• Records supplied:
● ● ● ●

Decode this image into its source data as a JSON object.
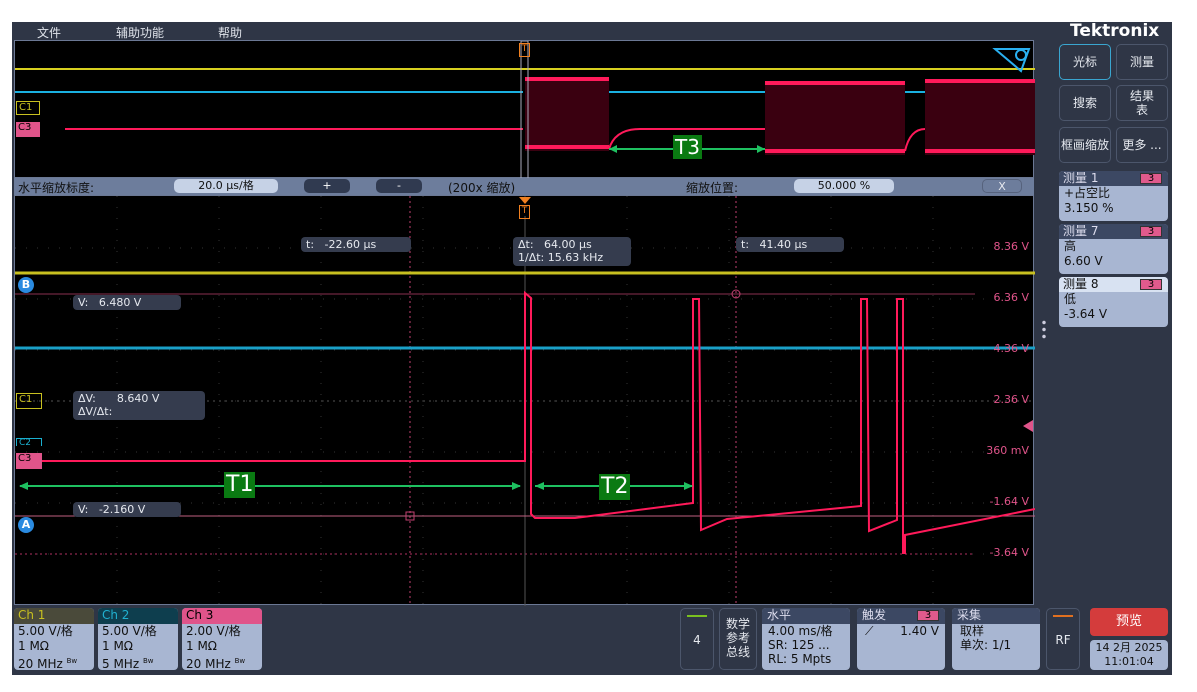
{
  "menu": [
    "文件",
    "辅助功能",
    "帮助"
  ],
  "brand": "Tektronix",
  "zoom_bar": {
    "scale_label": "水平缩放标度:",
    "scale_value": "20.0 µs/格",
    "plus": "+",
    "minus": "-",
    "factor": "(200x 缩放)",
    "pos_label": "缩放位置:",
    "pos_value": "50.000 %",
    "close": "X"
  },
  "cursors": {
    "t1": "t:   -22.60 µs",
    "dt": "Δt:   64.00 µs",
    "inv_dt": "1/Δt: 15.63 kHz",
    "t2": "t:   41.40 µs",
    "v_b": "V:   6.480 V",
    "dv": "ΔV:      8.640 V",
    "dvdt": "ΔV/Δt:",
    "v_a": "V:   -2.160 V",
    "a": "A",
    "b": "B"
  },
  "channel_markers": {
    "c1": "C1",
    "c2": "C2",
    "c3": "C3",
    "trigger": "T"
  },
  "annotations": {
    "t1": "T1",
    "t2": "T2",
    "t3": "T3"
  },
  "v_labels": [
    "8.36 V",
    "6.36 V",
    "4.36 V",
    "2.36 V",
    "360 mV",
    "-1.64 V",
    "-3.64 V"
  ],
  "right_buttons": [
    "光标",
    "测量",
    "搜索",
    "结果表",
    "框画缩放",
    "更多 ..."
  ],
  "measurements": [
    {
      "title": "测量 1",
      "src": "3",
      "name": "+占空比",
      "value": "3.150 %"
    },
    {
      "title": "测量 7",
      "src": "3",
      "name": "高",
      "value": "6.60 V"
    },
    {
      "title": "测量 8",
      "src": "3",
      "name": "低",
      "value": "-3.64 V"
    }
  ],
  "channels": [
    {
      "name": "Ch 1",
      "scale": "5.00 V/格",
      "imp": "1 MΩ",
      "bw": "20 MHz",
      "color": "#c8c020"
    },
    {
      "name": "Ch 2",
      "scale": "5.00 V/格",
      "imp": "1 MΩ",
      "bw": "5 MHz",
      "color": "#20b0d0"
    },
    {
      "name": "Ch 3",
      "scale": "2.00 V/格",
      "imp": "1 MΩ",
      "bw": "20 MHz",
      "color": "#e0548a"
    }
  ],
  "bw_mark": "Bw",
  "bottom": {
    "four": "4",
    "math": "数学",
    "ref": "参考",
    "bus": "总线",
    "horiz_title": "水平",
    "horiz_scale": "4.00 ms/格",
    "sr": "SR: 125 ...",
    "rl": "RL: 5 Mpts",
    "trig_title": "触发",
    "trig_src": "3",
    "trig_level": "1.40 V",
    "acq_title": "采集",
    "acq_mode": "取样",
    "acq_count": "单次: 1/1",
    "rf": "RF",
    "preview": "预览",
    "date": "14 2月 2025",
    "time": "11:01:04"
  }
}
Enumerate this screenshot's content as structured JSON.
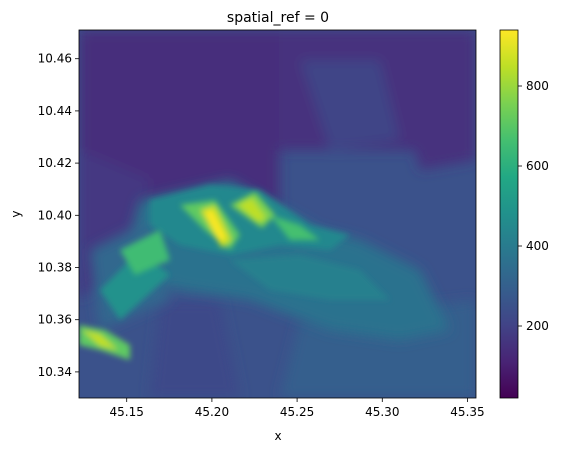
{
  "chart_data": {
    "type": "heatmap",
    "title": "spatial_ref = 0",
    "xlabel": "x",
    "ylabel": "y",
    "xlim": [
      45.122,
      45.355
    ],
    "ylim": [
      10.33,
      10.471
    ],
    "xticks": [
      45.15,
      45.2,
      45.25,
      45.3,
      45.35
    ],
    "xtick_labels": [
      "45.15",
      "45.20",
      "45.25",
      "45.30",
      "45.35"
    ],
    "yticks": [
      10.34,
      10.36,
      10.38,
      10.4,
      10.42,
      10.44,
      10.46
    ],
    "ytick_labels": [
      "10.34",
      "10.36",
      "10.38",
      "10.40",
      "10.42",
      "10.44",
      "10.46"
    ],
    "colorbar": {
      "colormap": "viridis",
      "vmin": 20,
      "vmax": 940,
      "ticks": [
        200,
        400,
        600,
        800
      ],
      "tick_labels": [
        "200",
        "400",
        "600",
        "800"
      ]
    },
    "grid": false,
    "description_of_field": {
      "ridges": [
        {
          "x0": 45.195,
          "y0": 10.398,
          "x1": 45.215,
          "y1": 10.383,
          "peak": 900
        },
        {
          "x0": 45.215,
          "y0": 10.407,
          "x1": 45.232,
          "y1": 10.392,
          "peak": 820
        },
        {
          "x0": 45.122,
          "y0": 10.358,
          "x1": 45.15,
          "y1": 10.348,
          "peak": 780
        }
      ]
    }
  }
}
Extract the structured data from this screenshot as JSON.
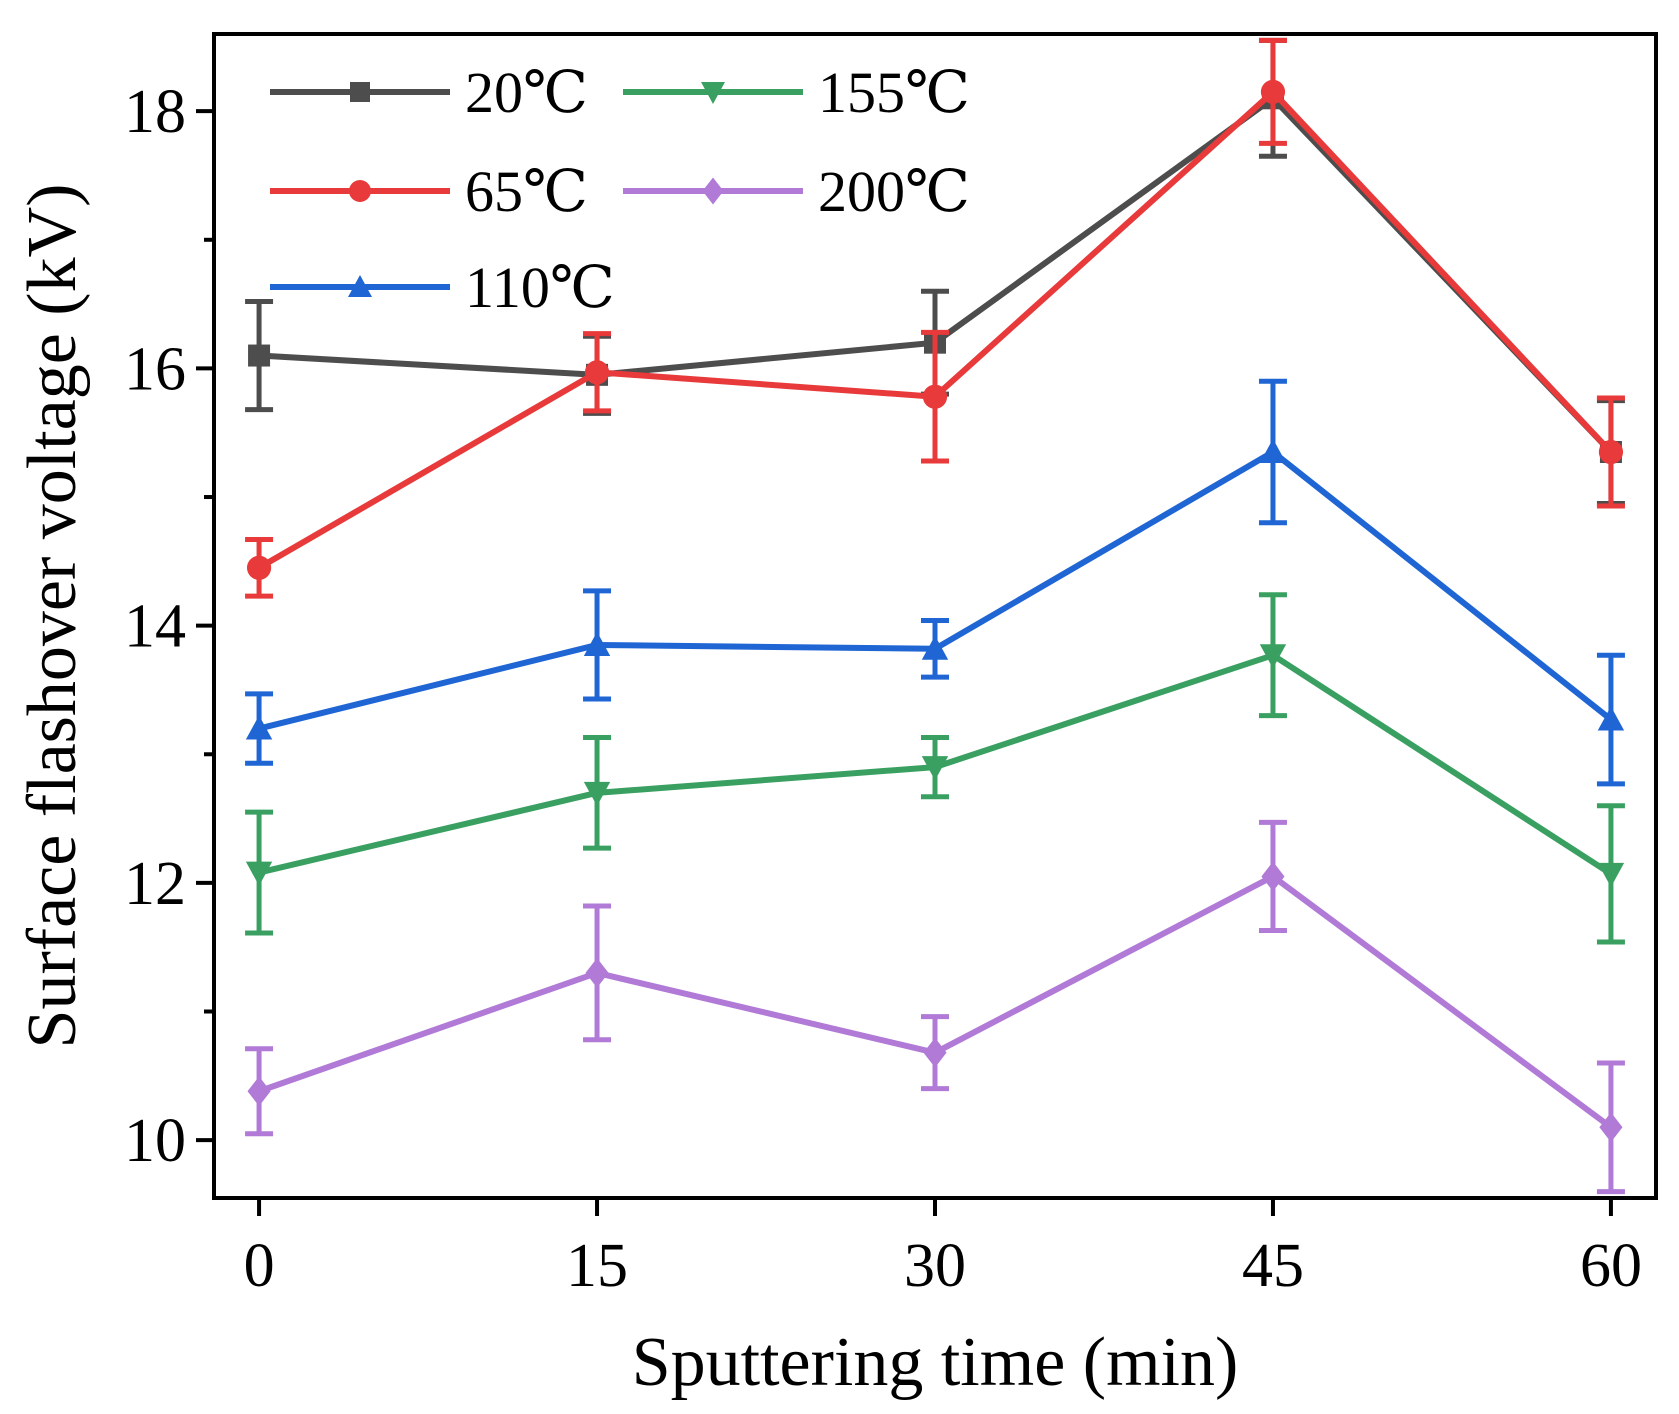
{
  "chart_data": {
    "type": "line",
    "title": "",
    "xlabel": "Sputtering time (min)",
    "ylabel": "Surface flashover voltage (kV)",
    "x": [
      0,
      15,
      30,
      45,
      60
    ],
    "xticks": [
      0,
      15,
      30,
      45,
      60
    ],
    "xtick_labels": [
      "0",
      "15",
      "30",
      "45",
      "60"
    ],
    "xlim": [
      -2,
      62
    ],
    "yticks": [
      10,
      12,
      14,
      16,
      18
    ],
    "ytick_labels": [
      "10",
      "12",
      "14",
      "16",
      "18"
    ],
    "yminor": [
      11,
      13,
      15,
      17
    ],
    "ylim": [
      9.55,
      18.6
    ],
    "grid": false,
    "legend_position": "top-left",
    "series": [
      {
        "name": "20℃",
        "color": "#4d4d4d",
        "marker": "square",
        "values": [
          16.1,
          15.95,
          16.2,
          18.1,
          15.35
        ],
        "errors": [
          0.42,
          0.3,
          0.4,
          0.45,
          0.4
        ]
      },
      {
        "name": "65℃",
        "color": "#e83a3a",
        "marker": "circle",
        "values": [
          14.45,
          15.97,
          15.78,
          18.15,
          15.35
        ],
        "errors": [
          0.22,
          0.3,
          0.5,
          0.4,
          0.42
        ]
      },
      {
        "name": "110℃",
        "color": "#1f66d4",
        "marker": "triangle-up",
        "values": [
          13.2,
          13.85,
          13.82,
          15.35,
          13.27
        ],
        "errors": [
          0.27,
          0.42,
          0.22,
          0.55,
          0.5
        ]
      },
      {
        "name": "155℃",
        "color": "#3aa062",
        "marker": "triangle-down",
        "values": [
          12.08,
          12.7,
          12.9,
          13.77,
          12.07
        ],
        "errors": [
          0.47,
          0.43,
          0.23,
          0.47,
          0.53
        ]
      },
      {
        "name": "200℃",
        "color": "#b07ad6",
        "marker": "diamond",
        "values": [
          10.38,
          11.3,
          10.68,
          12.05,
          10.1
        ],
        "errors": [
          0.33,
          0.52,
          0.28,
          0.42,
          0.5
        ]
      }
    ]
  }
}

● ● ● ●

• Exercise objective: Report how many lines of the data contain the word "time", using the number alone.

• Task answer: 2